_GIVEN REQUEST 1_.
Reproduce the rows word for word, from the first row through the line containing "logo-title: ATLETIK bbox=[226, 55, 432, 113]", both included.

#### TEXT SEGMENT ####

According to the annual analysis conducted by the Journal of Business, average annual total compensation for 40 executives at eight public companies based in the Spokane-Coeur d’Alene area came in at $2.01 million, up 23 percent from total compensation for the same group in 2016.

The anomalous jump compares with a 3.8 percent increase in total compensation in 2016, a rebound from a 2 percent drop the previous year that had snapped a five-year streak of compensation gains.

Results for 2017 are skewed by one-time payments each of Gold Reserve’s named executive officers received in the third quarter of last year that resulted in triple-digit pay increases, ranging from 438 percent to 710 percent.

The reason for the jump extends back to 2008, when the government of Venezuela expropriated Gold Reserve’s primary mining asset, which at the time was named the Brisas Cristinas and was expected to be the largest gold mine in South America once developed. Gold Reserve sued the Venezuelan government later that year, kicking off a well-documented, years-long legal battle that resulted in a judgment in the Spokane-headquartered company’s favor worth $1 billion-plus.

The parties modified settlement terms, and now, Gold Reserve and Venezuelan government jointly have begun developing the mine, now called Empresa Mixta Ecosocialista Siembra Minera.

Years before the settlement, however, Gold Reserve had issued to its executives what it called retention units, which were intended to attract and retain key personnel and motivate them to achieve long-range goals, according to the company’s proxy issued earlier this year. The company sold its mining data to Venezuela as part of their agreement in June 2017 and paid out those retention units, which accounted for a large portion of the pay increases, though those executives also received bonuses and other perquisites.

The company reported that it doesn’t have any additional retention units outstanding.

Due to the Gold Reserve anomaly, median, which is the midpoint in a set of data, figures tell a much different story than averages. Median annual executive compensation was $1.32 million, down 0.5 percent compared with $1.33 million the previous year for the same set of executives.

If Gold Reserve’s executives are taken out of the equation, the trend in executive compensation is down. Total annual average compensation for executives from the other seven public companies included in the analysis is $1.8 million, down 0.2 percent from the previous year.

The Journal’s analysis is conducted using information public companies disclose to the U.S. Securities and Exchange Commission in annual proxy statements. Total pay for named executive officers includes stock options and grants, pension plan changes, and other compensation in addition to salaries, bonuses, and incentive pay. Consequently, total compensation typically is far more than executives actually take home.

When factoring in only salary and bonuses, the analysis suggests the average executive took home less in 2017 than in the previous year. Average annual salary and bonus for the 40 executives last year was just over $830,000, down nearly 5 percent from the previous year. Median data show a steeper drop of 7 percent, to $635,000.

That’s a big difference from the trend in the Journal’s previous analysis. In 2016, most executives appeared to take home substantially more than they did a year earlier. That year, average salary and bonus increased 25 percent, to about $839,000 from $672,000.

#### GIVEN DATA ####

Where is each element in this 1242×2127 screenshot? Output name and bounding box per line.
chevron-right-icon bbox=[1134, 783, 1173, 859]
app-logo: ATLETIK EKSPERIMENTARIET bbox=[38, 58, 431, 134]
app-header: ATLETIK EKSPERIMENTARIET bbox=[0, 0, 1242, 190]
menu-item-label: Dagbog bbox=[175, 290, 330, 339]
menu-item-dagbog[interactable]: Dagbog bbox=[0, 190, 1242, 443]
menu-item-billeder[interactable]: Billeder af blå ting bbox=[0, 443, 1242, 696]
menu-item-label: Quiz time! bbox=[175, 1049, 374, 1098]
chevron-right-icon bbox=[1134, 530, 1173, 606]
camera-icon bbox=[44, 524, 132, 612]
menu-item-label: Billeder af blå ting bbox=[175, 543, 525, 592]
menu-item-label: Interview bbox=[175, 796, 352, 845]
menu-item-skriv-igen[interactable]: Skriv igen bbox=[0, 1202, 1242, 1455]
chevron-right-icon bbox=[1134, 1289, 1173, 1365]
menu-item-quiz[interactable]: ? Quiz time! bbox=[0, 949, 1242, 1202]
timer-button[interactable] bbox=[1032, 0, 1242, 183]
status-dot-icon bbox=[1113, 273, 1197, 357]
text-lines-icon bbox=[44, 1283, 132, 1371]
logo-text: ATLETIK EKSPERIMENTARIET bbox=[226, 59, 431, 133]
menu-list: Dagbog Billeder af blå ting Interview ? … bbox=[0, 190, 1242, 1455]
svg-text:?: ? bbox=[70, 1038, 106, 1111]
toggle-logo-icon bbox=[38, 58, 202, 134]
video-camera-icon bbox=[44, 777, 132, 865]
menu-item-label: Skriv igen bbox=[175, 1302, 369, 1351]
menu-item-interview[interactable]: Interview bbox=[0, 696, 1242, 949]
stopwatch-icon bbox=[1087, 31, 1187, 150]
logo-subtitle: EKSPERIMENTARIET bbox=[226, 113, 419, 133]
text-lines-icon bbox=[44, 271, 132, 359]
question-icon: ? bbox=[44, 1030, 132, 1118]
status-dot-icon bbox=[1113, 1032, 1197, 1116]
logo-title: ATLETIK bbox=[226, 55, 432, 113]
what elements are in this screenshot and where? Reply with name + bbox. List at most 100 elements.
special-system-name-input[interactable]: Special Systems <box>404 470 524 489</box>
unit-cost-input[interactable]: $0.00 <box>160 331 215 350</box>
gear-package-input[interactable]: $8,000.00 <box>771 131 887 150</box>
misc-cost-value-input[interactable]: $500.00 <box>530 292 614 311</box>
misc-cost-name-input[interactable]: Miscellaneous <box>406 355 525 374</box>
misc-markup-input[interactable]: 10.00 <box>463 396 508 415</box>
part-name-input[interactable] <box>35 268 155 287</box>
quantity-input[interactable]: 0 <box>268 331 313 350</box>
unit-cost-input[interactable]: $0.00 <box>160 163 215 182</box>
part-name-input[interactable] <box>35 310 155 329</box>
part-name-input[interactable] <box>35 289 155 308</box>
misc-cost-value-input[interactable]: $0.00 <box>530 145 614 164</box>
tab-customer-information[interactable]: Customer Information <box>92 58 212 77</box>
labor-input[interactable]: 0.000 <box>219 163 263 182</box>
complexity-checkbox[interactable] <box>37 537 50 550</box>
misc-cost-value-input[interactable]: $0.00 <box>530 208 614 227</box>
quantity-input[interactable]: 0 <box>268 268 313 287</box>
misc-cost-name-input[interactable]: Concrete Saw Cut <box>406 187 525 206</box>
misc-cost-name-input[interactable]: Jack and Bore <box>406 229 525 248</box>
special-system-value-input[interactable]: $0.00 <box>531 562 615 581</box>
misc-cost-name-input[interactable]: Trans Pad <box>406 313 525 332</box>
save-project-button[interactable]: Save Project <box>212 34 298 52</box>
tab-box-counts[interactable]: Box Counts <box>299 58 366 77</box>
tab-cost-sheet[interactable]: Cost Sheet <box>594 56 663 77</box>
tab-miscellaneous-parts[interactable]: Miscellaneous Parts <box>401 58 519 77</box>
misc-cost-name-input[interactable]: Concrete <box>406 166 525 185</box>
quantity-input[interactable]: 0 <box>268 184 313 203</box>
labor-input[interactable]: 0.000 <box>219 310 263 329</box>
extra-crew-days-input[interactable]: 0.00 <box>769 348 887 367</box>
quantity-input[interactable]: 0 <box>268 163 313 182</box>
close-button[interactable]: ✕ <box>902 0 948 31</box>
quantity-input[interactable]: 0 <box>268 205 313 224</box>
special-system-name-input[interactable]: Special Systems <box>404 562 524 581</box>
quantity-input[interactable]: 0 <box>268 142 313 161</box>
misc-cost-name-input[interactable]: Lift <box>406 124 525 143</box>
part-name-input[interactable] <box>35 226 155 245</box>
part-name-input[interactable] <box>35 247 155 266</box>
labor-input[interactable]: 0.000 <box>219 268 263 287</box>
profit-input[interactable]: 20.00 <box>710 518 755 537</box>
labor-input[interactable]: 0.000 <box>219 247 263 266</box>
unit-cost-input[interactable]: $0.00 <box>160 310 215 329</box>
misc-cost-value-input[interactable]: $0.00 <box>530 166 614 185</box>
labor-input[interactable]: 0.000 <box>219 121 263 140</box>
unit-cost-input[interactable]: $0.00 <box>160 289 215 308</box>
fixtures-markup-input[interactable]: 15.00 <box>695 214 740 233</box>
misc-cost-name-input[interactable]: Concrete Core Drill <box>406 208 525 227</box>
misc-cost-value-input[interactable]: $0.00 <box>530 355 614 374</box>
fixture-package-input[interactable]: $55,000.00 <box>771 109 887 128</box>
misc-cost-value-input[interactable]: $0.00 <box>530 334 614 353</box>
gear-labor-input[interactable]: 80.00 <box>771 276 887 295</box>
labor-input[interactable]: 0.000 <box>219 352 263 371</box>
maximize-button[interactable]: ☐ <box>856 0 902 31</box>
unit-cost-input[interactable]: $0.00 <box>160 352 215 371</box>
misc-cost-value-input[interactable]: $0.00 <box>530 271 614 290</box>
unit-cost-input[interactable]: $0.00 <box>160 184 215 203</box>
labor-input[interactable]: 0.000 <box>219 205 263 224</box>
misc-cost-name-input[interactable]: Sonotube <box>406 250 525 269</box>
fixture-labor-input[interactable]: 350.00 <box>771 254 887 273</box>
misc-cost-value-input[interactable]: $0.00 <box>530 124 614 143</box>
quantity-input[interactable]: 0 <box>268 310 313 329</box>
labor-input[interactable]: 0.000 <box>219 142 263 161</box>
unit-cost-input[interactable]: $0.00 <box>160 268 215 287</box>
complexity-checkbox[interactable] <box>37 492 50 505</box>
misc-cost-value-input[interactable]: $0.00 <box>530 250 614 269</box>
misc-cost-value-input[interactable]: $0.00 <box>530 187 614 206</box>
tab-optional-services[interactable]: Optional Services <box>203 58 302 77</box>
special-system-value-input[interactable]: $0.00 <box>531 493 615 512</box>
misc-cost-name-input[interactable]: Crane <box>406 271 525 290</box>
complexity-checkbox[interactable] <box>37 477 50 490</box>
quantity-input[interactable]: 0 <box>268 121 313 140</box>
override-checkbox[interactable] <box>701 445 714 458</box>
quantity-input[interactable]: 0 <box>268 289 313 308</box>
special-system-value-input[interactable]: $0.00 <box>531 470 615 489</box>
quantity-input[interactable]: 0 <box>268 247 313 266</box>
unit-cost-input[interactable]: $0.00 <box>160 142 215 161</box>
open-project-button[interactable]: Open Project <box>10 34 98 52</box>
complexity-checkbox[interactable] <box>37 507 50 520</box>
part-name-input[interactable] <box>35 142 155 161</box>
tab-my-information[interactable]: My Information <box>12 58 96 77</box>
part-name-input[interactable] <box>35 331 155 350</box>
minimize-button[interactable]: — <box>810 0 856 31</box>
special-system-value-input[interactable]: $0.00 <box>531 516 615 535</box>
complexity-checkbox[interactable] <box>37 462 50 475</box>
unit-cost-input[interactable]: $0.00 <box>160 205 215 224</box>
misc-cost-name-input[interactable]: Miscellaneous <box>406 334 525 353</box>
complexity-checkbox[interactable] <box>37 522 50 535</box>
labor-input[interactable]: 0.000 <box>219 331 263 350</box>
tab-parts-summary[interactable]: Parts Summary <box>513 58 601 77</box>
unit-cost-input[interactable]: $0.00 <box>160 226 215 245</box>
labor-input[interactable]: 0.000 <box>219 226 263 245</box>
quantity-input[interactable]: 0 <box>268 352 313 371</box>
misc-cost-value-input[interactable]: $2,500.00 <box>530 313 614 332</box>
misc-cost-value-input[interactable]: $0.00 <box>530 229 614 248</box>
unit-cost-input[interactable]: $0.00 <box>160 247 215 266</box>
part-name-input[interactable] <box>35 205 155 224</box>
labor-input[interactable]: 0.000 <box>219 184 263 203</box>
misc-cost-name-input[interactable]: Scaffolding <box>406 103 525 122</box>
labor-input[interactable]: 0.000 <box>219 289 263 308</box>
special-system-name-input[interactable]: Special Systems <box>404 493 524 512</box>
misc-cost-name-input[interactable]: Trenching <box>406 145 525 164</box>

####

_GIVEN REQUEST 2_.
Pick up the article on executive compensation at Spokane-area public companies right after its last sentence and keep writing it.

_ANSWER 1_.
Where is each element in this 1242×2127 screenshot? Output name and bounding box per line.
chevron-right-icon bbox=[1134, 783, 1173, 859]
app-logo: ATLETIK EKSPERIMENTARIET bbox=[38, 58, 431, 134]
app-header: ATLETIK EKSPERIMENTARIET bbox=[0, 0, 1242, 190]
menu-item-label: Dagbog bbox=[175, 290, 330, 339]
menu-item-dagbog[interactable]: Dagbog bbox=[0, 190, 1242, 443]
menu-item-billeder[interactable]: Billeder af blå ting bbox=[0, 443, 1242, 696]
menu-item-label: Quiz time! bbox=[175, 1049, 374, 1098]
chevron-right-icon bbox=[1134, 530, 1173, 606]
camera-icon bbox=[44, 524, 132, 612]
menu-item-label: Billeder af blå ting bbox=[175, 543, 525, 592]
menu-item-label: Interview bbox=[175, 796, 352, 845]
menu-item-skriv-igen[interactable]: Skriv igen bbox=[0, 1202, 1242, 1455]
chevron-right-icon bbox=[1134, 1289, 1173, 1365]
menu-item-quiz[interactable]: ? Quiz time! bbox=[0, 949, 1242, 1202]
timer-button[interactable] bbox=[1032, 0, 1242, 183]
status-dot-icon bbox=[1113, 273, 1197, 357]
text-lines-icon bbox=[44, 1283, 132, 1371]
logo-text: ATLETIK EKSPERIMENTARIET bbox=[226, 59, 431, 133]
menu-list: Dagbog Billeder af blå ting Interview ? … bbox=[0, 190, 1242, 1455]
svg-text:?: ? bbox=[70, 1038, 106, 1111]
toggle-logo-icon bbox=[38, 58, 202, 134]
video-camera-icon bbox=[44, 777, 132, 865]
menu-item-label: Skriv igen bbox=[175, 1302, 369, 1351]
menu-item-interview[interactable]: Interview bbox=[0, 696, 1242, 949]
stopwatch-icon bbox=[1087, 31, 1187, 150]
logo-subtitle: EKSPERIMENTARIET bbox=[226, 113, 419, 133]
text-lines-icon bbox=[44, 271, 132, 359]
question-icon: ? bbox=[44, 1030, 132, 1118]
status-dot-icon bbox=[1113, 1032, 1197, 1116]
logo-title: ATLETIK bbox=[226, 55, 432, 113]

_ANSWER 2_.
Each analysis contains a different mix of executives, due to a variety of factors, including retirements, new hires, and other changes in the executives involved. Consequently, compensation figures from one study aren’t comparable to data from the next analysis.

While Gold Reserve’s executives skyrocketed up this year’s executive pay chart, Itron President and CEO Philip Mezey topped this year’s list with total compensation of $5.88 million in 2017, edging out Gold Reserve CEO Rockne J. Timm, who came in at $5.7 million in total compensation.

In 2017, Mezey led Itron as it completed two huge acquisitions. That June, the Liberty Lake-based maker of utility meter-reading technology completed its $100 million acquisition of Peak Holding Corp., owner of Norcross, Ga.-based energy-management company Comverge. Three months later, Itron announced plans to acquire San Jose, Calif.-based Silver Springs Networks Inc. in a transaction valued at $830 million.

Michael J. Covey, chairman, president, and CEO of Potlatch Corp., came in a close third with total compensation of $5.5 million. Like Mezey with Itron, Covey shepherded Potlatch through a major expansion when the Spokane-based wood products company merged with Deltic Timber Corp., of El Dorado, Ark. The merger, completed in February, resulted in the formation of PotlatchDeltic Corp. and kept the corporate headquarters in Spokane.

Phillips S. Baker Jr., president and CEO of Coeur d’Alene-based Hecla Mining Co., finished fourth on the list with total compensation of $4.97 million, but he had the highest salary and bonus among Inland Northwest executives, at about $3.88 million. 

In all, 31 of the 40 executives had total compensation exceeding $1 million.

Just under a quarter—nine of 40—of the named executive officers at Inland Northwest public companies are women. While men still dominate the C-suite, women have a slightly stronger presence than in the previous analysis, when seven of the 41 executives were female.

Clearwater Paper Corp. President and CEO Linda K. Massman ranked highest among women—and eighth overall—with total compensation of about $4.2 million.

As alluded to earlier, compensation amounts include stock awards and accounting factors that don’t involve cash value of that stock. Amounts listed for grants of restricted stock and stock options, for example, use formulas to determine what the stock could be worth in the future. Consequently, an executive receiving that stock often doesn’t reap the rewards of that asset for years.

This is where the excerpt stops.